▸ **Given instruction**:
Extract every entry word for word. Skip the pictures.

▸ **Data shown**:
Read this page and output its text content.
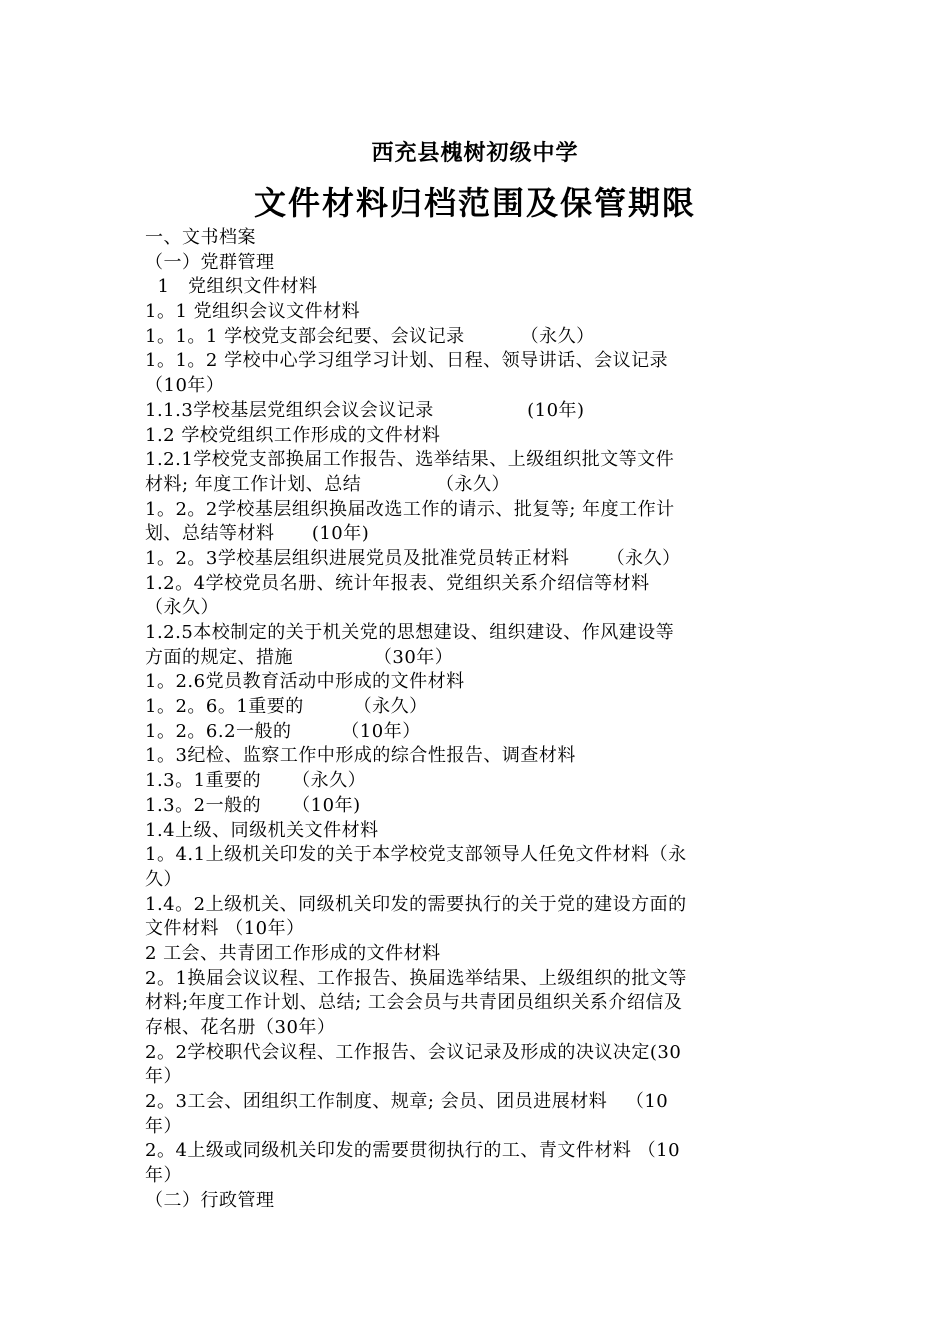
西充县槐树初级中学
文件材料归档范围及保管期限
一、文书档案
（一）党群管理
1   党组织文件材料
1。1 党组织会议文件材料
1。1。1 学校党支部会纪要、会议记录         （永久）
1。1。2 学校中心学习组学习计划、日程、领导讲话、会议记录
（10年）
1.1.3学校基层党组织会议会议记录               (10年)
1.2 学校党组织工作形成的文件材料
1.2.1学校党支部换届工作报告、选举结果、上级组织批文等文件
材料; 年度工作计划、总结            （永久）
1。2。2学校基层组织换届改选工作的请示、批复等; 年度工作计
划、总结等材料      (10年)
1。2。3学校基层组织进展党员及批准党员转正材料      （永久）
1.2。4学校党员名册、统计年报表、党组织关系介绍信等材料
（永久）
1.2.5本校制定的关于机关党的思想建设、组织建设、作风建设等
方面的规定、措施             （30年）
1。2.6党员教育活动中形成的文件材料
1。2。6。1重要的        （永久）
1。2。6.2一般的        （10年）
1。3纪检、监察工作中形成的综合性报告、调查材料
1.3。1重要的     （永久）
1.3。2一般的     （10年)
1.4上级、同级机关文件材料
1。4.1上级机关印发的关于本学校党支部领导人任免文件材料（永
久）
1.4。2上级机关、同级机关印发的需要执行的关于党的建设方面的
文件材料 （10年）
2 工会、共青团工作形成的文件材料
2。1换届会议议程、工作报告、换届选举结果、上级组织的批文等
材料;年度工作计划、总结; 工会会员与共青团员组织关系介绍信及
存根、花名册（30年）
2。2学校职代会议程、工作报告、会议记录及形成的决议决定(30
年）
2。3工会、团组织工作制度、规章; 会员、团员进展材料   （10
年）
2。4上级或同级机关印发的需要贯彻执行的工、青文件材料 （10
年）
（二）行政管理
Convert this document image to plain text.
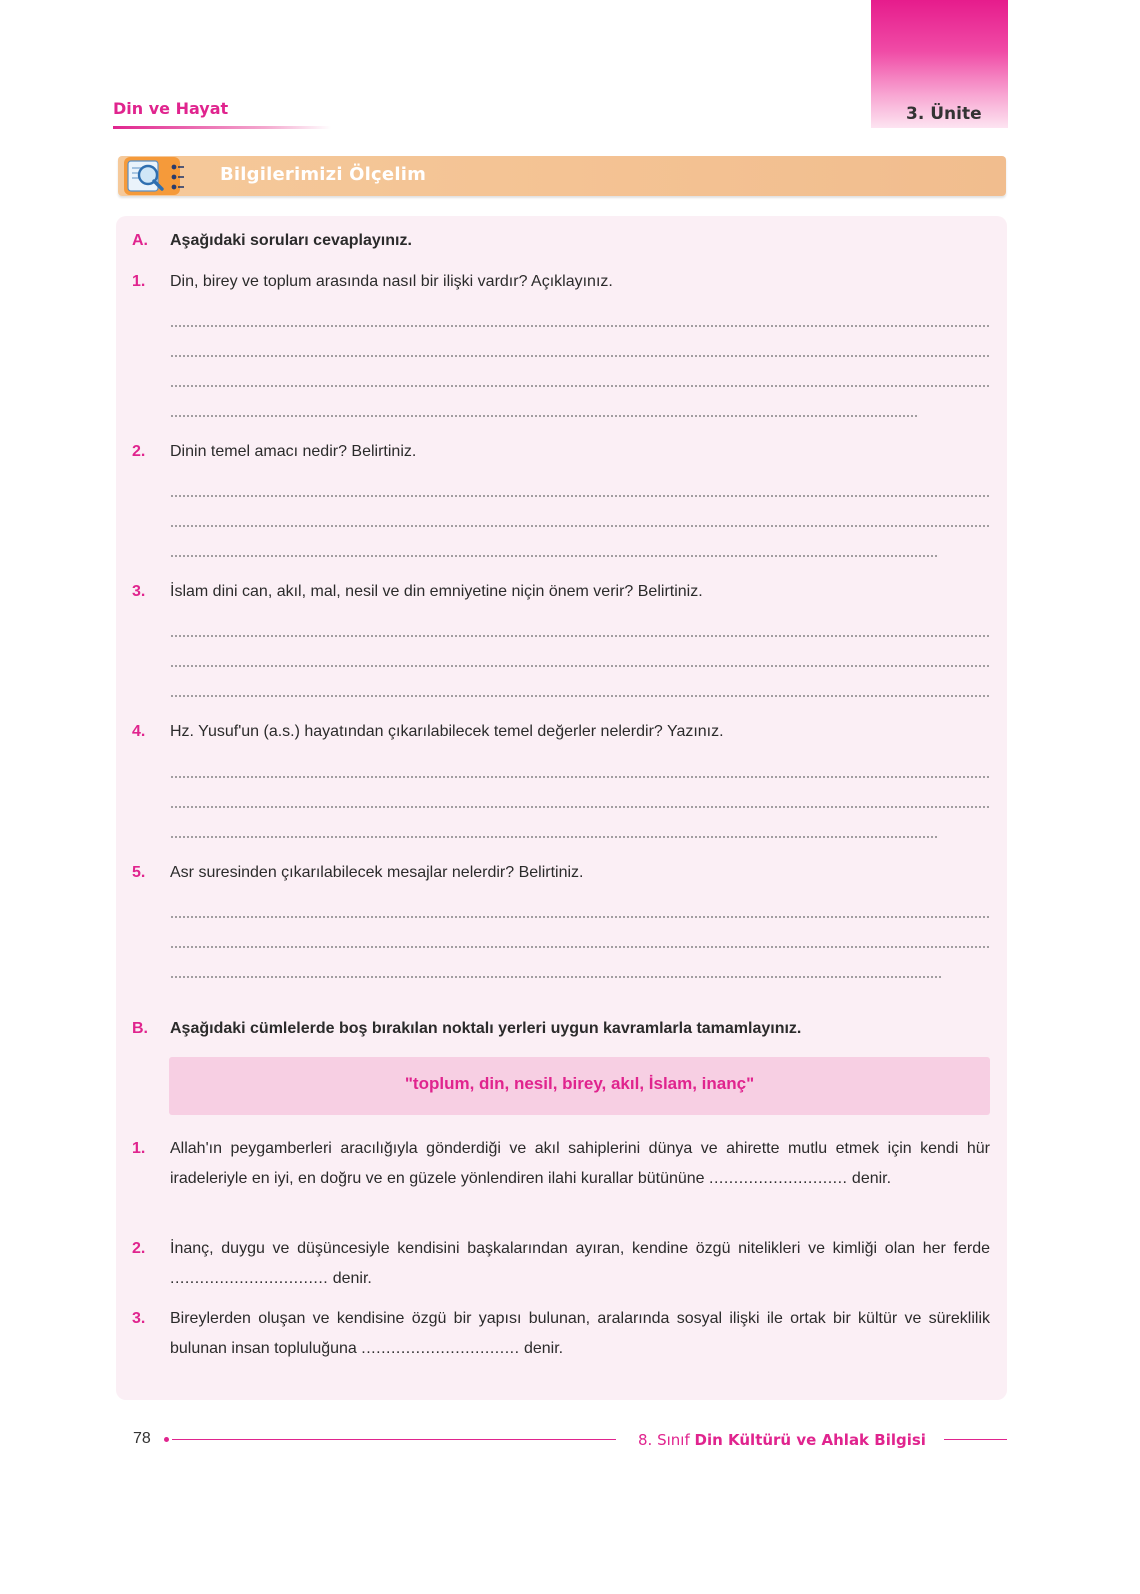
3. Ünite
Din ve Hayat
Bilgilerimizi Ölçelim
A. Aşağıdaki soruları cevaplayınız.
1. Din, birey ve toplum arasında nasıl bir ilişki vardır? Açıklayınız.
2. Dinin temel amacı nedir? Belirtiniz.
3. İslam dini can, akıl, mal, nesil ve din emniyetine niçin önem verir? Belirtiniz.
4. Hz. Yusuf'un (a.s.) hayatından çıkarılabilecek temel değerler nelerdir? Yazınız.
5. Asr suresinden çıkarılabilecek mesajlar nelerdir? Belirtiniz.
B. Aşağıdaki cümlelerde boş bırakılan noktalı yerleri uygun kavramlarla tamamlayınız.
"toplum, din, nesil, birey, akıl, İslam, inanç"
1. Allah'ın peygamberleri aracılığıyla gönderdiği ve akıl sahiplerini dünya ve ahirette mutlu etmek için kendi hür iradeleriyle en iyi, en doğru ve en güzele yönlendiren ilahi kurallar bütününe ............................ denir.
2. İnanç, duygu ve düşüncesiyle kendisini başkalarından ayıran, kendine özgü nitelikleri ve kimliği olan her ferde ................................ denir.
3. Bireylerden oluşan ve kendisine özgü bir yapısı bulunan, aralarında sosyal ilişki ile ortak bir kültür ve süreklilik bulunan insan topluluğuna ................................ denir.
78	8. Sınıf Din Kültürü ve Ahlak Bilgisi
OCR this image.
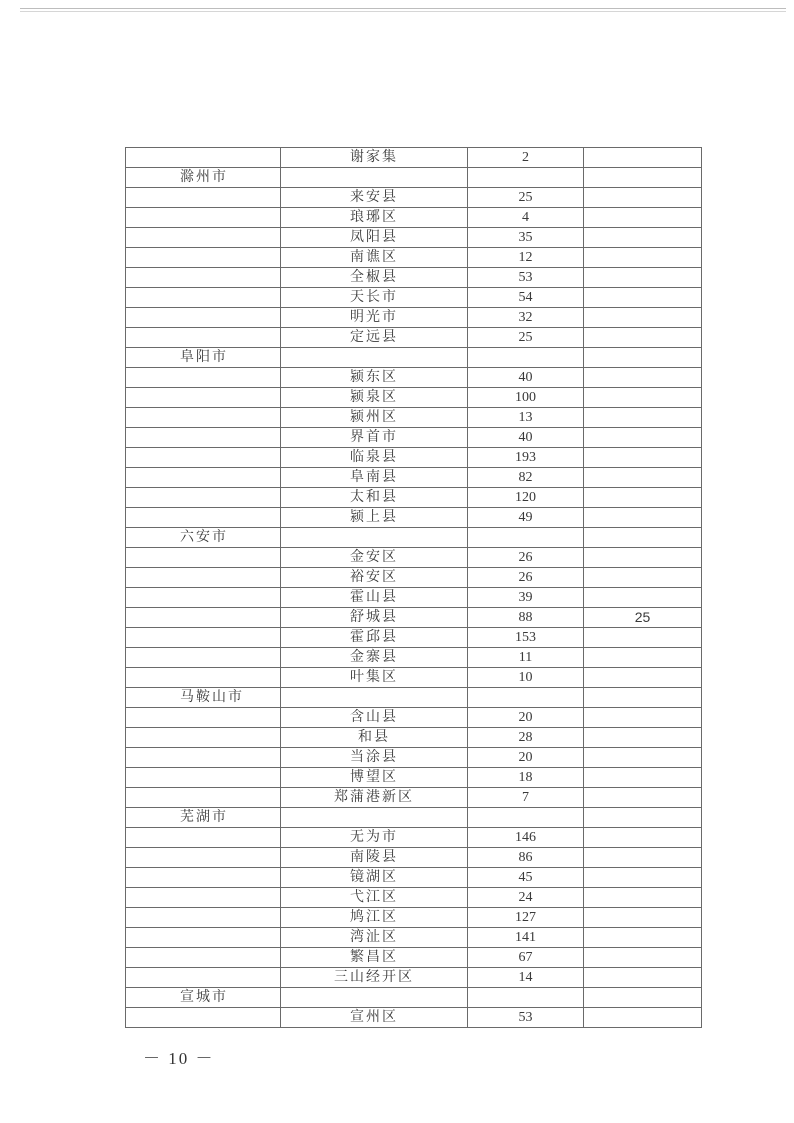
	谢家集	2	
滁州市			
	来安县	25	
	琅琊区	4	
	凤阳县	35	
	南谯区	12	
	全椒县	53	
	天长市	54	
	明光市	32	
	定远县	25	
阜阳市			
	颍东区	40	
	颍泉区	100	
	颍州区	13	
	界首市	40	
	临泉县	193	
	阜南县	82	
	太和县	120	
	颍上县	49	
六安市			
	金安区	26	
	裕安区	26	
	霍山县	39	
	舒城县	88	25
	霍邱县	153	
	金寨县	11	
	叶集区	10	
马鞍山市			
	含山县	20	
	和县	28	
	当涂县	20	
	博望区	18	
	郑蒲港新区	7	
芜湖市			
	无为市	146	
	南陵县	86	
	镜湖区	45	
	弋江区	24	
	鸠江区	127	
	湾沚区	141	
	繁昌区	67	
	三山经开区	14	
宣城市			
	宣州区	53	
－ 10 －
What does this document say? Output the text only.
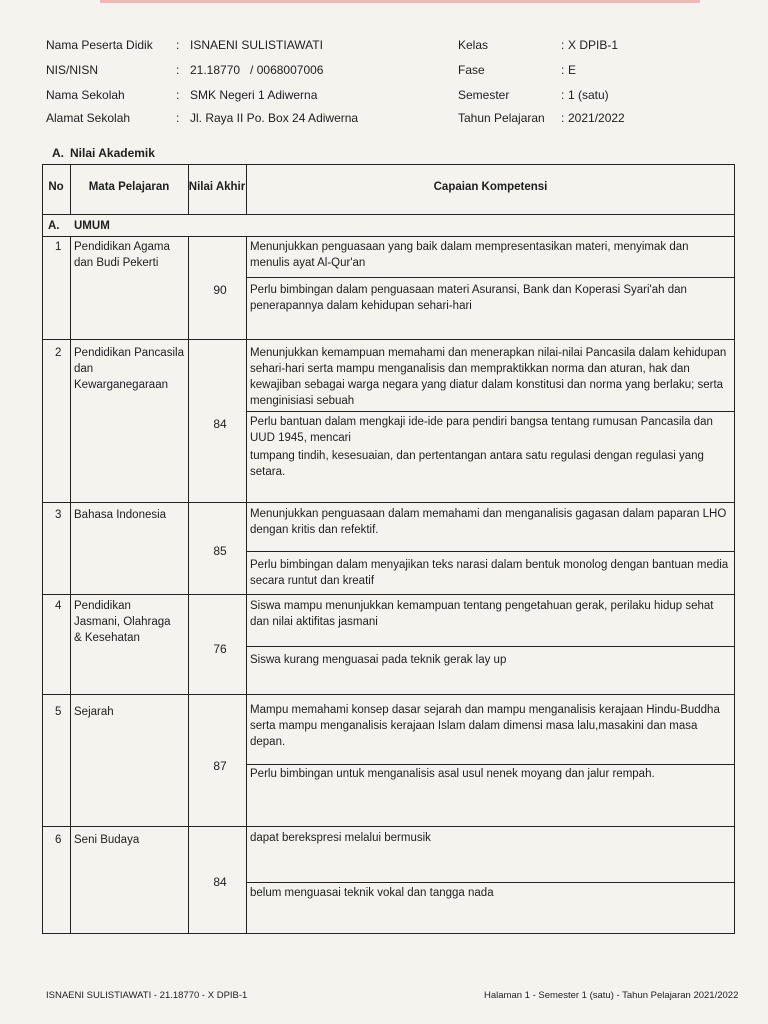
Nama Peserta Didik : ISNAENI SULISTIAWATI
NIS/NISN	: 21.18770   / 0068007006
Nama Sekolah	: SMK Negeri 1 Adiwerna
Alamat Sekolah	: Jl. Raya II Po. Box 24 Adiwerna
Kelas	: X DPIB-1
Fase	: E
Semester	: 1 (satu)
Tahun Pelajaran : 2021/2022
A. Nilai Akademik
No	Mata Pelajaran	Nilai Akhir	Capaian Kompetensi
A. UMUM
1 Pendidikan Agama dan Budi Pekerti
90
Menunjukkan penguasaan yang baik dalam mempresentasikan materi, menyimak dan menulis ayat Al-Qur'an
Perlu bimbingan dalam penguasaan materi Asuransi, Bank dan Koperasi Syari'ah dan penerapannya dalam kehidupan sehari-hari
2 Pendidikan Pancasila dan Kewarganegaraan
84
Menunjukkan kemampuan memahami dan menerapkan nilai-nilai Pancasila dalam kehidupan sehari-hari serta mampu menganalisis dan mempraktikkan norma dan aturan, hak dan kewajiban sebagai warga negara yang diatur dalam konstitusi dan norma yang berlaku; serta menginisiasi sebuah
Perlu bantuan dalam mengkaji ide-ide para pendiri bangsa tentang rumusan Pancasila dan UUD 1945, mencari
tumpang tindih, kesesuaian, dan pertentangan antara satu regulasi dengan regulasi yang setara.
3 Bahasa Indonesia
85
Menunjukkan penguasaan dalam memahami dan menganalisis gagasan dalam paparan LHO dengan kritis dan refektif.
Perlu bimbingan dalam menyajikan teks narasi dalam bentuk monolog dengan bantuan media secara runtut dan kreatif
4 Pendidikan Jasmani, Olahraga & Kesehatan
76
Siswa mampu menunjukkan kemampuan tentang pengetahuan gerak, perilaku hidup sehat dan nilai aktifitas jasmani
Siswa kurang menguasai pada teknik gerak lay up
5 Sejarah
87
Mampu memahami konsep dasar sejarah dan mampu menganalisis kerajaan Hindu-Buddha serta mampu menganalisis kerajaan Islam dalam dimensi masa lalu,masakini dan masa depan.
Perlu bimbingan untuk menganalisis asal usul nenek moyang dan jalur rempah.
6 Seni Budaya
84
dapat berekspresi melalui bermusik
belum menguasai teknik vokal dan tangga nada
ISNAENI SULISTIAWATI - 21.18770 - X DPIB-1	Halaman 1 - Semester 1 (satu) - Tahun Pelajaran 2021/2022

▸ **In response**:
Read this page and output its text content.
西充县槐树初级中学
文件材料归档范围及保管期限
一、文书档案
（一）党群管理
1   党组织文件材料
1。1 党组织会议文件材料
1。1。1 学校党支部会纪要、会议记录         （永久）
1。1。2 学校中心学习组学习计划、日程、领导讲话、会议记录
（10年）
1.1.3学校基层党组织会议会议记录               (10年)
1.2 学校党组织工作形成的文件材料
1.2.1学校党支部换届工作报告、选举结果、上级组织批文等文件
材料; 年度工作计划、总结            （永久）
1。2。2学校基层组织换届改选工作的请示、批复等; 年度工作计
划、总结等材料      (10年)
1。2。3学校基层组织进展党员及批准党员转正材料      （永久）
1.2。4学校党员名册、统计年报表、党组织关系介绍信等材料
（永久）
1.2.5本校制定的关于机关党的思想建设、组织建设、作风建设等
方面的规定、措施             （30年）
1。2.6党员教育活动中形成的文件材料
1。2。6。1重要的        （永久）
1。2。6.2一般的        （10年）
1。3纪检、监察工作中形成的综合性报告、调查材料
1.3。1重要的     （永久）
1.3。2一般的     （10年)
1.4上级、同级机关文件材料
1。4.1上级机关印发的关于本学校党支部领导人任免文件材料（永
久）
1.4。2上级机关、同级机关印发的需要执行的关于党的建设方面的
文件材料 （10年）
2 工会、共青团工作形成的文件材料
2。1换届会议议程、工作报告、换届选举结果、上级组织的批文等
材料;年度工作计划、总结; 工会会员与共青团员组织关系介绍信及
存根、花名册（30年）
2。2学校职代会议程、工作报告、会议记录及形成的决议决定(30
年）
2。3工会、团组织工作制度、规章; 会员、团员进展材料   （10
年）
2。4上级或同级机关印发的需要贯彻执行的工、青文件材料 （10
年）
（二）行政管理
Convert this document image to plain text.
3. Ünite
Din ve Hayat
Bilgilerimizi Ölçelim
A. Aşağıdaki soruları cevaplayınız.
1. Din, birey ve toplum arasında nasıl bir ilişki vardır? Açıklayınız.
2. Dinin temel amacı nedir? Belirtiniz.
3. İslam dini can, akıl, mal, nesil ve din emniyetine niçin önem verir? Belirtiniz.
4. Hz. Yusuf'un (a.s.) hayatından çıkarılabilecek temel değerler nelerdir? Yazınız.
5. Asr suresinden çıkarılabilecek mesajlar nelerdir? Belirtiniz.
B. Aşağıdaki cümlelerde boş bırakılan noktalı yerleri uygun kavramlarla tamamlayınız.
"toplum, din, nesil, birey, akıl, İslam, inanç"
1. Allah'ın peygamberleri aracılığıyla gönderdiği ve akıl sahiplerini dünya ve ahirette mutlu etmek için kendi hür iradeleriyle en iyi, en doğru ve en güzele yönlendiren ilahi kurallar bütününe ............................ denir.
2. İnanç, duygu ve düşüncesiyle kendisini başkalarından ayıran, kendine özgü nitelikleri ve kimliği olan her ferde ................................ denir.
3. Bireylerden oluşan ve kendisine özgü bir yapısı bulunan, aralarında sosyal ilişki ile ortak bir kültür ve süreklilik bulunan insan topluluğuna ................................ denir.
78	8. Sınıf Din Kültürü ve Ahlak Bilgisi
OCR this image.
	谢家集	2	
滁州市			
	来安县	25	
	琅琊区	4	
	凤阳县	35	
	南谯区	12	
	全椒县	53	
	天长市	54	
	明光市	32	
	定远县	25	
阜阳市			
	颍东区	40	
	颍泉区	100	
	颍州区	13	
	界首市	40	
	临泉县	193	
	阜南县	82	
	太和县	120	
	颍上县	49	
六安市			
	金安区	26	
	裕安区	26	
	霍山县	39	
	舒城县	88	25
	霍邱县	153	
	金寨县	11	
	叶集区	10	
马鞍山市			
	含山县	20	
	和县	28	
	当涂县	20	
	博望区	18	
	郑蒲港新区	7	
芜湖市			
	无为市	146	
	南陵县	86	
	镜湖区	45	
	弋江区	24	
	鸠江区	127	
	湾沚区	141	
	繁昌区	67	
	三山经开区	14	
宣城市			
	宣州区	53	
－ 10 －
What does this document say? Output the text only.
Nama Peserta Didik : ISNAENI SULISTIAWATI
NIS/NISN	: 21.18770   / 0068007006
Nama Sekolah	: SMK Negeri 1 Adiwerna
Alamat Sekolah	: Jl. Raya II Po. Box 24 Adiwerna
Kelas	: X DPIB-1
Fase	: E
Semester	: 1 (satu)
Tahun Pelajaran : 2021/2022
A. Nilai Akademik
No	Mata Pelajaran	Nilai Akhir	Capaian Kompetensi
A. UMUM
1 Pendidikan Agama dan Budi Pekerti
90
Menunjukkan penguasaan yang baik dalam mempresentasikan materi, menyimak dan menulis ayat Al-Qur'an
Perlu bimbingan dalam penguasaan materi Asuransi, Bank dan Koperasi Syari'ah dan penerapannya dalam kehidupan sehari-hari
2 Pendidikan Pancasila dan Kewarganegaraan
84
Menunjukkan kemampuan memahami dan menerapkan nilai-nilai Pancasila dalam kehidupan sehari-hari serta mampu menganalisis dan mempraktikkan norma dan aturan, hak dan kewajiban sebagai warga negara yang diatur dalam konstitusi dan norma yang berlaku; serta menginisiasi sebuah
Perlu bantuan dalam mengkaji ide-ide para pendiri bangsa tentang rumusan Pancasila dan UUD 1945, mencari
tumpang tindih, kesesuaian, dan pertentangan antara satu regulasi dengan regulasi yang setara.
3 Bahasa Indonesia
85
Menunjukkan penguasaan dalam memahami dan menganalisis gagasan dalam paparan LHO dengan kritis dan refektif.
Perlu bimbingan dalam menyajikan teks narasi dalam bentuk monolog dengan bantuan media secara runtut dan kreatif
4 Pendidikan Jasmani, Olahraga & Kesehatan
76
Siswa mampu menunjukkan kemampuan tentang pengetahuan gerak, perilaku hidup sehat dan nilai aktifitas jasmani
Siswa kurang menguasai pada teknik gerak lay up
5 Sejarah
87
Mampu memahami konsep dasar sejarah dan mampu menganalisis kerajaan Hindu-Buddha serta mampu menganalisis kerajaan Islam dalam dimensi masa lalu,masakini dan masa depan.
Perlu bimbingan untuk menganalisis asal usul nenek moyang dan jalur rempah.
6 Seni Budaya
84
dapat berekspresi melalui bermusik
belum menguasai teknik vokal dan tangga nada
ISNAENI SULISTIAWATI - 21.18770 - X DPIB-1	Halaman 1 - Semester 1 (satu) - Tahun Pelajaran 2021/2022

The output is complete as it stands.